Items from a dataset:
^^^^^^^^^^^^^^^^

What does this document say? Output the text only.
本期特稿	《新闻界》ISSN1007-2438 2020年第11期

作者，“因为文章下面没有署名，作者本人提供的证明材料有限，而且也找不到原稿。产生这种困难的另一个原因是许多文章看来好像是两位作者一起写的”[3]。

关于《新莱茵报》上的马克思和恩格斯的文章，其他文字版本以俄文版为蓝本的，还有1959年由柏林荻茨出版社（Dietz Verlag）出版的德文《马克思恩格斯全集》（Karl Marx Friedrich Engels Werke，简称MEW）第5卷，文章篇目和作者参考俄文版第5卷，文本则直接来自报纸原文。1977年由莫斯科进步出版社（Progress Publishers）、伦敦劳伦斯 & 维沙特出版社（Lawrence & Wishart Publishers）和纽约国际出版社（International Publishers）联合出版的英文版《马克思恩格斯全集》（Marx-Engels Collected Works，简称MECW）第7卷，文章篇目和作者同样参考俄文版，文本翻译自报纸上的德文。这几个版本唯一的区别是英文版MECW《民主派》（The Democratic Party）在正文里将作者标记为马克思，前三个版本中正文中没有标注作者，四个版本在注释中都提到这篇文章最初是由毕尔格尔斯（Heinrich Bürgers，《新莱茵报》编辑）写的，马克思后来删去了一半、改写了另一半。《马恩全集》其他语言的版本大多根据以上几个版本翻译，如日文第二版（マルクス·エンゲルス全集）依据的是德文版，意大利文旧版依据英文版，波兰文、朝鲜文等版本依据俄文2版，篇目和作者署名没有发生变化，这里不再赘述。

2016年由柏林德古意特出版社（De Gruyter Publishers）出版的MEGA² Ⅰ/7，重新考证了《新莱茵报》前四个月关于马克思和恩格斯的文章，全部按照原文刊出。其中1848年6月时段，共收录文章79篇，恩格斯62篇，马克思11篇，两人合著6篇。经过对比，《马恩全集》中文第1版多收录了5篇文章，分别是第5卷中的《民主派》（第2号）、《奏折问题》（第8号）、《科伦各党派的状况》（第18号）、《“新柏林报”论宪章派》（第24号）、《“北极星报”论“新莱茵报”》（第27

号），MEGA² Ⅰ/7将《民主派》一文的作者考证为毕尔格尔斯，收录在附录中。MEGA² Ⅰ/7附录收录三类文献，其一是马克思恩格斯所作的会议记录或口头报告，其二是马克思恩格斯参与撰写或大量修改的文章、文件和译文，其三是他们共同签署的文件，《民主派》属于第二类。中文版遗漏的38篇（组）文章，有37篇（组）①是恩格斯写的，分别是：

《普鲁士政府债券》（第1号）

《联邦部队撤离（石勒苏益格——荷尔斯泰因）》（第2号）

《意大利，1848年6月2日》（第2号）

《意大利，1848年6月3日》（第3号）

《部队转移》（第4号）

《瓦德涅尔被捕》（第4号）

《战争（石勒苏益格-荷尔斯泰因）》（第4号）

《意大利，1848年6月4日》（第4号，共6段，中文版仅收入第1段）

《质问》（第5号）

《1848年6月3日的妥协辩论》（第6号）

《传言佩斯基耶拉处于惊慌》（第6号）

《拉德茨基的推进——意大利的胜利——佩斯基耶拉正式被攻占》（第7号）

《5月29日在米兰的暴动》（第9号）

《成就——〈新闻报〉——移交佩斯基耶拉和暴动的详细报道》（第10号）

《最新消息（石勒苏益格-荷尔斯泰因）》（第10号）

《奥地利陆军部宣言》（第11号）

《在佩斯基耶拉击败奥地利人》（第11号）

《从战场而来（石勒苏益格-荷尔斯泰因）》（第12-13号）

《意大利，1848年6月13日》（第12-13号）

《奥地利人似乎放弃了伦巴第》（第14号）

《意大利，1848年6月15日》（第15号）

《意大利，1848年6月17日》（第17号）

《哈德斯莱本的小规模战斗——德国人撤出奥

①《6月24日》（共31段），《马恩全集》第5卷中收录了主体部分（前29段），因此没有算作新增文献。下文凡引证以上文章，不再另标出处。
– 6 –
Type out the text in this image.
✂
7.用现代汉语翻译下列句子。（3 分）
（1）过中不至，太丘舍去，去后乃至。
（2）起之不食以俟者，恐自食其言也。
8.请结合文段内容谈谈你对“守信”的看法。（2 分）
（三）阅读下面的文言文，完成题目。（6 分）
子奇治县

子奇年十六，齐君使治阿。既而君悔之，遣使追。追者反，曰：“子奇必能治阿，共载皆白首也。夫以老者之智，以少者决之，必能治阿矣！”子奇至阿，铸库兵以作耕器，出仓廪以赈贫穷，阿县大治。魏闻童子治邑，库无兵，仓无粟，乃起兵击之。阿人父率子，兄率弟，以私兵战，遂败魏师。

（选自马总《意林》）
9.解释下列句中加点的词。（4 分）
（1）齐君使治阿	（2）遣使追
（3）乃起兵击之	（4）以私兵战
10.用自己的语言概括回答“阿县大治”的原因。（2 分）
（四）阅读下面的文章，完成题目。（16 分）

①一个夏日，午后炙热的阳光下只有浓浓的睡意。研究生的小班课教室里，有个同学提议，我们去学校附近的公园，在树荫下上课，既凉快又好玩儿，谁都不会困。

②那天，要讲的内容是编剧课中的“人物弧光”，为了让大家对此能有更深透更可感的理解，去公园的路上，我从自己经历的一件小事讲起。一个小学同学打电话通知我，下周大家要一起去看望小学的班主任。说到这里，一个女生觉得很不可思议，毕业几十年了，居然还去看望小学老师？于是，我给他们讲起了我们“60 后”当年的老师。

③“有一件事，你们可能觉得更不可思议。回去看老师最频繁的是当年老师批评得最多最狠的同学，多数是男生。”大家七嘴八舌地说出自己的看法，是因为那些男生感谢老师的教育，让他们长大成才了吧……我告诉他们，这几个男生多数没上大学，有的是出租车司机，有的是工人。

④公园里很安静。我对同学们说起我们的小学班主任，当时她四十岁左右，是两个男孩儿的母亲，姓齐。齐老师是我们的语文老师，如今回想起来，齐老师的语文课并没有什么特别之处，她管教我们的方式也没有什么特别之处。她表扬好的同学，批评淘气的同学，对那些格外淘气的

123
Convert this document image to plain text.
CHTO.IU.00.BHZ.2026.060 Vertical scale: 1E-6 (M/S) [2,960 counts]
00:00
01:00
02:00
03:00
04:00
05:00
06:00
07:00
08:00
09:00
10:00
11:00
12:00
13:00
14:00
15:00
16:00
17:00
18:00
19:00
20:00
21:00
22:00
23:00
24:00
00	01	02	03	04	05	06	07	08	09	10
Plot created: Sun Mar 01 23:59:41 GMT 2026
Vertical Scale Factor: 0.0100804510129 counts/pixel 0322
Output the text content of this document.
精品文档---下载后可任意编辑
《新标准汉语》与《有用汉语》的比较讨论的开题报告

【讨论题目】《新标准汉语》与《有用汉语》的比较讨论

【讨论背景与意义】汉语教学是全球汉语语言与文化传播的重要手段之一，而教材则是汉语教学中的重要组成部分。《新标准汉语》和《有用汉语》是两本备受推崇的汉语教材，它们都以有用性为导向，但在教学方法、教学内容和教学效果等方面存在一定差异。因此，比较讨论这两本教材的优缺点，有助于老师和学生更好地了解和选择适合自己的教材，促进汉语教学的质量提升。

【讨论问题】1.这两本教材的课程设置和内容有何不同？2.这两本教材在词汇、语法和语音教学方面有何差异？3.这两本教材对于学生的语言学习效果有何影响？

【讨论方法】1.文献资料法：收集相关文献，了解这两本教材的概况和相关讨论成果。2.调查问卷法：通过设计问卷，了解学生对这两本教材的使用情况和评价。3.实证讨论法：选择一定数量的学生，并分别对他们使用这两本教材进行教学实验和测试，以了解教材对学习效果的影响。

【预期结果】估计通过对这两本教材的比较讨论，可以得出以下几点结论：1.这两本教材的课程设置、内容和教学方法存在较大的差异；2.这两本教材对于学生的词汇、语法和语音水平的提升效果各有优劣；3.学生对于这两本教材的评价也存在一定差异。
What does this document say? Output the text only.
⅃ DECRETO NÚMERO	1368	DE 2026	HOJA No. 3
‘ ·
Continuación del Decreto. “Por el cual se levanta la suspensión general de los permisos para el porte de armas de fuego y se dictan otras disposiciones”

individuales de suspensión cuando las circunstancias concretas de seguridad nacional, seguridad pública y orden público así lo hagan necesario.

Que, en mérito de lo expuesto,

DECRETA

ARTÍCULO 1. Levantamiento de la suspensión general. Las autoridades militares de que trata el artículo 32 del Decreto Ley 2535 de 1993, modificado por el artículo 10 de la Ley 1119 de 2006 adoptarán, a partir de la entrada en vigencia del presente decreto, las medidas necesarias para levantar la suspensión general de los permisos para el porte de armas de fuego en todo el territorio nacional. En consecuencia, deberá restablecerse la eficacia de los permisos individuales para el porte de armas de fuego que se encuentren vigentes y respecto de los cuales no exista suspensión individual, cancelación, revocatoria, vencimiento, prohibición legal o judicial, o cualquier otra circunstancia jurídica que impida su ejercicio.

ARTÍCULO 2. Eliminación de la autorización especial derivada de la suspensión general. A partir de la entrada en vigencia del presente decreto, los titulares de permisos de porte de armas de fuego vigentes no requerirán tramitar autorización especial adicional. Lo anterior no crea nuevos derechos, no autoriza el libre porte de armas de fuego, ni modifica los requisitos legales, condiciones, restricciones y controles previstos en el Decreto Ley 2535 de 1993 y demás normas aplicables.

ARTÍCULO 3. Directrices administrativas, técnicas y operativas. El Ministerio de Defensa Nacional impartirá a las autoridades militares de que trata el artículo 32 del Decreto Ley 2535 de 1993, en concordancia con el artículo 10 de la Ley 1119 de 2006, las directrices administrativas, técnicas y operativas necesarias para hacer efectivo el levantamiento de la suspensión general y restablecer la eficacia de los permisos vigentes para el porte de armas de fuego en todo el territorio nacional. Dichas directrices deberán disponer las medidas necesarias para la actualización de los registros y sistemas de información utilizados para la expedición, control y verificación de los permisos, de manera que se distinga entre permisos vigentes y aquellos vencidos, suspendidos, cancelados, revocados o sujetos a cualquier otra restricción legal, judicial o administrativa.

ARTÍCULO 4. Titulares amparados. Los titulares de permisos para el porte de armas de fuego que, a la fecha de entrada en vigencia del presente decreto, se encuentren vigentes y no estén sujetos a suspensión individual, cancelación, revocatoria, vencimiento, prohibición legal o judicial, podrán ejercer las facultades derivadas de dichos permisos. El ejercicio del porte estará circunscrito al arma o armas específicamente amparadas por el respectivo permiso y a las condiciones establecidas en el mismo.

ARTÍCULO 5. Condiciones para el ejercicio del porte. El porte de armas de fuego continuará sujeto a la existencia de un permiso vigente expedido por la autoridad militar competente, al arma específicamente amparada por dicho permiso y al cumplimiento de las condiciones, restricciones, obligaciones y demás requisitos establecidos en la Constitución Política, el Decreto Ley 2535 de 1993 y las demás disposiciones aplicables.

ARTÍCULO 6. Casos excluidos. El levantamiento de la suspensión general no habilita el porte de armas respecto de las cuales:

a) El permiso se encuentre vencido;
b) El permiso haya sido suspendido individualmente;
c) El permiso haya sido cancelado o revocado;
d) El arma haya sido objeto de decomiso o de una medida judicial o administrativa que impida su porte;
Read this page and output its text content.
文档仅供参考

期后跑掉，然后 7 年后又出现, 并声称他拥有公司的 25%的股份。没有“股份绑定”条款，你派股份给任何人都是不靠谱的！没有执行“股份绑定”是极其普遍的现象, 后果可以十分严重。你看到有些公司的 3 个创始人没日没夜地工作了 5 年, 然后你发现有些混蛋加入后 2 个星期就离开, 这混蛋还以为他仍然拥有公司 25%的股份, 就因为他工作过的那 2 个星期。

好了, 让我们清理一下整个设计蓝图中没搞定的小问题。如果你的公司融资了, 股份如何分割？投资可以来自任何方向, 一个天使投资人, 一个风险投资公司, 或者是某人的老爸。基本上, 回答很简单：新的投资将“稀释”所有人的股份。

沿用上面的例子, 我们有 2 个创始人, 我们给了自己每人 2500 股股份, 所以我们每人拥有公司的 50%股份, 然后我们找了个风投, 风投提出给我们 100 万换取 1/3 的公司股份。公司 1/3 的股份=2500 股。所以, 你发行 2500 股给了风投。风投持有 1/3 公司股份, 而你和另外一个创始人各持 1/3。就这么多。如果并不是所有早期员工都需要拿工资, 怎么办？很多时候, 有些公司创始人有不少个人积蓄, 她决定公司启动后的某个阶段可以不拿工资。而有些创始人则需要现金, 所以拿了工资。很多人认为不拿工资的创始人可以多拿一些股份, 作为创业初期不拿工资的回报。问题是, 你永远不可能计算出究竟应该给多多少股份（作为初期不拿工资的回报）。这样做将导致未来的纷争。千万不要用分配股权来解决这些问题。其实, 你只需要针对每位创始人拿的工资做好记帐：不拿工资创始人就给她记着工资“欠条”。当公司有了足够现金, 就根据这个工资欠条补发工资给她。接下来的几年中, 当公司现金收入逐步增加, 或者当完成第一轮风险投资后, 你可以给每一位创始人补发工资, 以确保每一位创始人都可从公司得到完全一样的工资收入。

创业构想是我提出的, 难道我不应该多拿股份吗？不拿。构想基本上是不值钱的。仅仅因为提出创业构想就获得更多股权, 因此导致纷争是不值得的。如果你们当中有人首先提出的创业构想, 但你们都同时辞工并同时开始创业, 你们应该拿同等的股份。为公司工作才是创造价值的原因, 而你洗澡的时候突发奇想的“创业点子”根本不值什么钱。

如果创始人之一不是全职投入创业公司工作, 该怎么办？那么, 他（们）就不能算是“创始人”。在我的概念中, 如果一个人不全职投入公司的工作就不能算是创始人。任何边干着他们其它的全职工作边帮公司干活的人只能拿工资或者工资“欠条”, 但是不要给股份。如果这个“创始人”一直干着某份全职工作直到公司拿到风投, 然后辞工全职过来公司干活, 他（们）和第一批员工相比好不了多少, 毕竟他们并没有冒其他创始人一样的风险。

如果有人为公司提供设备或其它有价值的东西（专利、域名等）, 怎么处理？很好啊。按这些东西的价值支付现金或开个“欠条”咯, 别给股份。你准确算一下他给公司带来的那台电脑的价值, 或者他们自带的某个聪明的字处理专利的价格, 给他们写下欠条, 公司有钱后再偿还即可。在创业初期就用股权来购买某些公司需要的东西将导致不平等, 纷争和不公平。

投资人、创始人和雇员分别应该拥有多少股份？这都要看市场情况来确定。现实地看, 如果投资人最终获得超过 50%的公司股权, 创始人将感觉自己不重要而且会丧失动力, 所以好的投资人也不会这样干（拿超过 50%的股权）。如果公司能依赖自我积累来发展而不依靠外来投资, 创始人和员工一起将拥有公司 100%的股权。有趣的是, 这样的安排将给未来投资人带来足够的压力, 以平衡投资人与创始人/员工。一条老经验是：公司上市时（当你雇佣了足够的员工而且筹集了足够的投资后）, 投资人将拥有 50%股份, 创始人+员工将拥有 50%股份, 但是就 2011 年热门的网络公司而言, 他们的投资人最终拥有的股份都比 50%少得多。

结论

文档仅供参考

^^^^^^^^^^^^^^^^

» **What to produce**
Respond with the number of lines containing "counts" and no additional words.

» **Answer for this exercise**
2